→ **YOUR OBJECTIVE**: Copy out each line that has "description" in it.

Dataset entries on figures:

· · · · · · ·

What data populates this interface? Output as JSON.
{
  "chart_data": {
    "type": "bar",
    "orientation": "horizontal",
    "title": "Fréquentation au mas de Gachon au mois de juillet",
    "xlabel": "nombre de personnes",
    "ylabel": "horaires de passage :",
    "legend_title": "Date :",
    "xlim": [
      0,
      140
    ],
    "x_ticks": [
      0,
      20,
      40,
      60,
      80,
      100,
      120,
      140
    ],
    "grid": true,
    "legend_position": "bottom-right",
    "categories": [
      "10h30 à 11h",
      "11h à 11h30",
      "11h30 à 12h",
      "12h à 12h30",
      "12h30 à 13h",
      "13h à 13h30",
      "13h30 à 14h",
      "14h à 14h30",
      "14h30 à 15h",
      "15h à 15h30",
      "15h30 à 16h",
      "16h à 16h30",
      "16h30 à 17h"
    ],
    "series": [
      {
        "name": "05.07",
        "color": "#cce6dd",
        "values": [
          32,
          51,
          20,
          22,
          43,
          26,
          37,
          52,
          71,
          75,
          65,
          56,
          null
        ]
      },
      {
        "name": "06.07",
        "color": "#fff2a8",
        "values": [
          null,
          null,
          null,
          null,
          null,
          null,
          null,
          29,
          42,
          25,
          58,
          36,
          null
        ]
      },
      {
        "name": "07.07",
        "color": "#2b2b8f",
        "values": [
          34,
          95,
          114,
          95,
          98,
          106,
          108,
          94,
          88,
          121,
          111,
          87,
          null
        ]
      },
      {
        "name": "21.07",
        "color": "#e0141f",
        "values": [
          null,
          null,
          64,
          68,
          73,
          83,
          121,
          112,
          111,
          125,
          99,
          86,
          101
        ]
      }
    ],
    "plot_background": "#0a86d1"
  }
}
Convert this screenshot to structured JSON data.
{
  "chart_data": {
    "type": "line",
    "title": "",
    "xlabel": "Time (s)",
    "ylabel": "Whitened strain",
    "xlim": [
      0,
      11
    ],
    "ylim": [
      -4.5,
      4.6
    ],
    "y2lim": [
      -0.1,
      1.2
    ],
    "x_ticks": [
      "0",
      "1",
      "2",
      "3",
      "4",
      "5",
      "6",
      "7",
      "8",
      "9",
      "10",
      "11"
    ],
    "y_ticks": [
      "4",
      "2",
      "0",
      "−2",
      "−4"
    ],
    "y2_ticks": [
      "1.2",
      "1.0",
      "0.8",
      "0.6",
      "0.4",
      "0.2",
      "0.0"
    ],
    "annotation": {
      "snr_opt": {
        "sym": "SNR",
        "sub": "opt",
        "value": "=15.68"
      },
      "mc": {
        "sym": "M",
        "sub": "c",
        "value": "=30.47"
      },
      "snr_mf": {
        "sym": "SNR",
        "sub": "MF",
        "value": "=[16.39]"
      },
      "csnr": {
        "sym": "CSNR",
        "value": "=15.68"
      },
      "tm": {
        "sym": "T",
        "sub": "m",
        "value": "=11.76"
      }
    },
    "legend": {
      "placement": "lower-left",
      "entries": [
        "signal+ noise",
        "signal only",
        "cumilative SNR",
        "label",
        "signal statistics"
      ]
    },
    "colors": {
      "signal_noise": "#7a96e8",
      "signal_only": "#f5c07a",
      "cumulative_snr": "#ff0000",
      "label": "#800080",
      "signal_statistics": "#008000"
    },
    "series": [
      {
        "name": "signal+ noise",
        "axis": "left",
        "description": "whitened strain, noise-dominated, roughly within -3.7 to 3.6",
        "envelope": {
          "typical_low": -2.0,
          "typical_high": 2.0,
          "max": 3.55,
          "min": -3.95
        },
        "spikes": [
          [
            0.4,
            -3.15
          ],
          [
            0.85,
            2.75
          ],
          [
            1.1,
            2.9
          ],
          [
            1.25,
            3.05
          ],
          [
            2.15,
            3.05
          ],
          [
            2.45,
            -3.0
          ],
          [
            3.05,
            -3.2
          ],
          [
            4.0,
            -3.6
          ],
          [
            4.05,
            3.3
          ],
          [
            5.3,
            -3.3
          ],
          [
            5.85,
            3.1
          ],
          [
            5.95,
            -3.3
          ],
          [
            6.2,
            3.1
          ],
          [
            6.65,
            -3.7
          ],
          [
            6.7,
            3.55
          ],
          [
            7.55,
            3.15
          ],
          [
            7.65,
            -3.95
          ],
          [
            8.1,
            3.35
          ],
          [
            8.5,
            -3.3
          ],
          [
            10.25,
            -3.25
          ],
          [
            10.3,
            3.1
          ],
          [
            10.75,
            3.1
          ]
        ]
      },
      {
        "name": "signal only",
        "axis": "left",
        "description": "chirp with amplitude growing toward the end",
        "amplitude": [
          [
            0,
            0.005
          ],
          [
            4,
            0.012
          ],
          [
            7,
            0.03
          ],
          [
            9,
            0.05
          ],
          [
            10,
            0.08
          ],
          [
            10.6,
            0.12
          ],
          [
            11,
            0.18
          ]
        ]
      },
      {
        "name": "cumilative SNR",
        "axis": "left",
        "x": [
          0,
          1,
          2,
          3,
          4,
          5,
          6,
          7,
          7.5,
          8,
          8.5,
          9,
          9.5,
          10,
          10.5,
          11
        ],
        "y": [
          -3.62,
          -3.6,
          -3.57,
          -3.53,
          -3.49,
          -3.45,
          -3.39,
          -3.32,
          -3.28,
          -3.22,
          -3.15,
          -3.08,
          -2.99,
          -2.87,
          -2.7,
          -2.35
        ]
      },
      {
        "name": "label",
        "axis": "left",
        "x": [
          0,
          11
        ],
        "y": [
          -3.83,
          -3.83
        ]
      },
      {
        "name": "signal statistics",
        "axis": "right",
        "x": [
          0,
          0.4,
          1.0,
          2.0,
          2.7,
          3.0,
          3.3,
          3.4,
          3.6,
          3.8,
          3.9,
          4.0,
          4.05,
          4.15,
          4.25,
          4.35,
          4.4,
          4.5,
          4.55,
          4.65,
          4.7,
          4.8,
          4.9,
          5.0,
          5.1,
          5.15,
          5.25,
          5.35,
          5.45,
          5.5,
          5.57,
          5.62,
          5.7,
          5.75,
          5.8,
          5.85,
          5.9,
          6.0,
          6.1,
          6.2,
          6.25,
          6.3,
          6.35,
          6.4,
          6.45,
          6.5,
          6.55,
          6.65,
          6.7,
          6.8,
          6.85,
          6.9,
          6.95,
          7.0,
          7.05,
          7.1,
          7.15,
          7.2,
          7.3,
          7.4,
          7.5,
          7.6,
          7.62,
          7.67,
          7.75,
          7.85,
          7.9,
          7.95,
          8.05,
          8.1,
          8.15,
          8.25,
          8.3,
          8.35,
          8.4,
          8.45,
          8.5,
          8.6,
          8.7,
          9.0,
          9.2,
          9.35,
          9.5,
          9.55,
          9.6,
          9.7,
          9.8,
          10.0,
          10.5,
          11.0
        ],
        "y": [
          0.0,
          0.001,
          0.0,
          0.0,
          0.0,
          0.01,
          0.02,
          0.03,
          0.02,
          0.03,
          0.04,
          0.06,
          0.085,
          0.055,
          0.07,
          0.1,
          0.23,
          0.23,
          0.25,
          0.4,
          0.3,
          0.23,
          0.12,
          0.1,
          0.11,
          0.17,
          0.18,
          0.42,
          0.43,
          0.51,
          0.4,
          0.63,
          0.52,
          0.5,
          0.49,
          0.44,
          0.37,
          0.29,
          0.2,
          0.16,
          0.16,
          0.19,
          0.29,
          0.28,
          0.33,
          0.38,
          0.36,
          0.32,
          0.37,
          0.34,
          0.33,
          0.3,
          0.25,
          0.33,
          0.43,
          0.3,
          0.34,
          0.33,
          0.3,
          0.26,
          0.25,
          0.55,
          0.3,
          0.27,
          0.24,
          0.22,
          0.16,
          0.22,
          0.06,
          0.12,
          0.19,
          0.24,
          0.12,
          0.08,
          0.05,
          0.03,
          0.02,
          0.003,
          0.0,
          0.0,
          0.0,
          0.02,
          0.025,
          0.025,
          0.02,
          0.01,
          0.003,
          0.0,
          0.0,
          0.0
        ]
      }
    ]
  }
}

· · · · · · ·

→ **RESULT**:
        "description": "whitened strain, noise-dominated, roughly within -3.7 to 3.6",
        "description": "chirp with amplitude growing toward the end",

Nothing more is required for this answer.